Records to use:
## begin
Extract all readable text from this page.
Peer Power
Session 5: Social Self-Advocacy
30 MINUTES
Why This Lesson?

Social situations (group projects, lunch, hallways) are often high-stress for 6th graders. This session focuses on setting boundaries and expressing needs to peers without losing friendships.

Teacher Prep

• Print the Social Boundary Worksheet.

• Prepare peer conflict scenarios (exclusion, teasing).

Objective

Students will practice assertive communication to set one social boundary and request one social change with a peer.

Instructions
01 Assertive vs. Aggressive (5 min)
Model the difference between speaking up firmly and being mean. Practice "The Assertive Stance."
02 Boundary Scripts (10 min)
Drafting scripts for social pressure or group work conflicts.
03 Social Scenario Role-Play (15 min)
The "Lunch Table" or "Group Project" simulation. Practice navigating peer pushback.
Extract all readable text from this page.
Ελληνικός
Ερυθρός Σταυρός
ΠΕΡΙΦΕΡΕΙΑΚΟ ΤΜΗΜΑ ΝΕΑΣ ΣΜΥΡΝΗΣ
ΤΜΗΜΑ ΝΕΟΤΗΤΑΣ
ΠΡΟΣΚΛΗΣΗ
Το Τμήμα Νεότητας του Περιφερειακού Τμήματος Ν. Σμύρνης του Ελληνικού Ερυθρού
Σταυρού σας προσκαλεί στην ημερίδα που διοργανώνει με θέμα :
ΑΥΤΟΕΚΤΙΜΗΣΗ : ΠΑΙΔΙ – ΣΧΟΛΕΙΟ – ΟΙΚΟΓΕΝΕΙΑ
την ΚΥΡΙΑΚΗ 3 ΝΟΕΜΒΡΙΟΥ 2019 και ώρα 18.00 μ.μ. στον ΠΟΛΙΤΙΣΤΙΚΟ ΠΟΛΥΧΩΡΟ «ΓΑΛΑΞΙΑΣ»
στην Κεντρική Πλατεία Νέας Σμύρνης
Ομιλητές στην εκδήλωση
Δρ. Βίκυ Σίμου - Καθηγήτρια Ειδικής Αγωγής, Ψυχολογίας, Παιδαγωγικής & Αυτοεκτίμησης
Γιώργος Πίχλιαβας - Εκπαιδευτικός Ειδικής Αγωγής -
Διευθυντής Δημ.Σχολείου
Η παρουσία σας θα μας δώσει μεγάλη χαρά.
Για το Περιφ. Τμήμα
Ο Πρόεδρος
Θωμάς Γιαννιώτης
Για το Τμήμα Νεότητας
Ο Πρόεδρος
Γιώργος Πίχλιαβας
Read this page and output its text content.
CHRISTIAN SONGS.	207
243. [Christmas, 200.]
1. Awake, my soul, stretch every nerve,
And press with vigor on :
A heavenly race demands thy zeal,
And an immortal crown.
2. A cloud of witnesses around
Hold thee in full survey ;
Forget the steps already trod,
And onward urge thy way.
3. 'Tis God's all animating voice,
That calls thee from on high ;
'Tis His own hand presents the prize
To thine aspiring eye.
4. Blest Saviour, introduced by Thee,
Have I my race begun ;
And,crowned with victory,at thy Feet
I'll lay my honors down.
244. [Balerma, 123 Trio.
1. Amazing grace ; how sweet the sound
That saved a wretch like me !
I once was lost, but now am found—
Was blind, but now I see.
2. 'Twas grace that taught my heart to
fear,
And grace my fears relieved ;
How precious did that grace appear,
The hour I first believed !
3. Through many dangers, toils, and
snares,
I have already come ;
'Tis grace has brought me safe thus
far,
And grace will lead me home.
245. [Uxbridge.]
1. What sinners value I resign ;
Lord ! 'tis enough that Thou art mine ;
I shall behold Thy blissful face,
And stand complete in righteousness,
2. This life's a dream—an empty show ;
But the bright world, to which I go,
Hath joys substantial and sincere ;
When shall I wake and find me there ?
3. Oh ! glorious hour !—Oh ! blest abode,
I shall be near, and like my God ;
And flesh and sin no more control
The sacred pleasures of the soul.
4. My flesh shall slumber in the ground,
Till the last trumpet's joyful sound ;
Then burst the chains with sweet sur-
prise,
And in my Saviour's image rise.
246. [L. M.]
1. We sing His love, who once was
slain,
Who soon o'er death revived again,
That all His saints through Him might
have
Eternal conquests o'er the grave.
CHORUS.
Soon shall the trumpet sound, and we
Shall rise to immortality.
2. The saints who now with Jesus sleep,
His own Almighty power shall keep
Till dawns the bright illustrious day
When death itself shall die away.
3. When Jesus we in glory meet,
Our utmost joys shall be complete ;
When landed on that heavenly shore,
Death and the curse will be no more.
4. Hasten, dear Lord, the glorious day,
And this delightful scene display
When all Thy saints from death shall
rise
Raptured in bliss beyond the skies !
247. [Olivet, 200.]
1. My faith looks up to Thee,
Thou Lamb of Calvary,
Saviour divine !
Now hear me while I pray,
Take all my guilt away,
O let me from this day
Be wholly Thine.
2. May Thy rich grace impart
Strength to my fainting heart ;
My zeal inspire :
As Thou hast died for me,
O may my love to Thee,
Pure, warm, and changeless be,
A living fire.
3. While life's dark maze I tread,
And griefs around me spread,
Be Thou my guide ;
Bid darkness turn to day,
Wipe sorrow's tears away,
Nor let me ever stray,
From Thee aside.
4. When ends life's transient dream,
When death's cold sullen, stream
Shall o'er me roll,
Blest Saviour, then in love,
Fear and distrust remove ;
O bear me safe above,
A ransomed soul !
## end
Exercise directions:
Which lines contain the word "love"? Copy each one.

Answer to the task:
1. We sing His love, who once was
O may my love to Thee,
Blest Saviour, then in love,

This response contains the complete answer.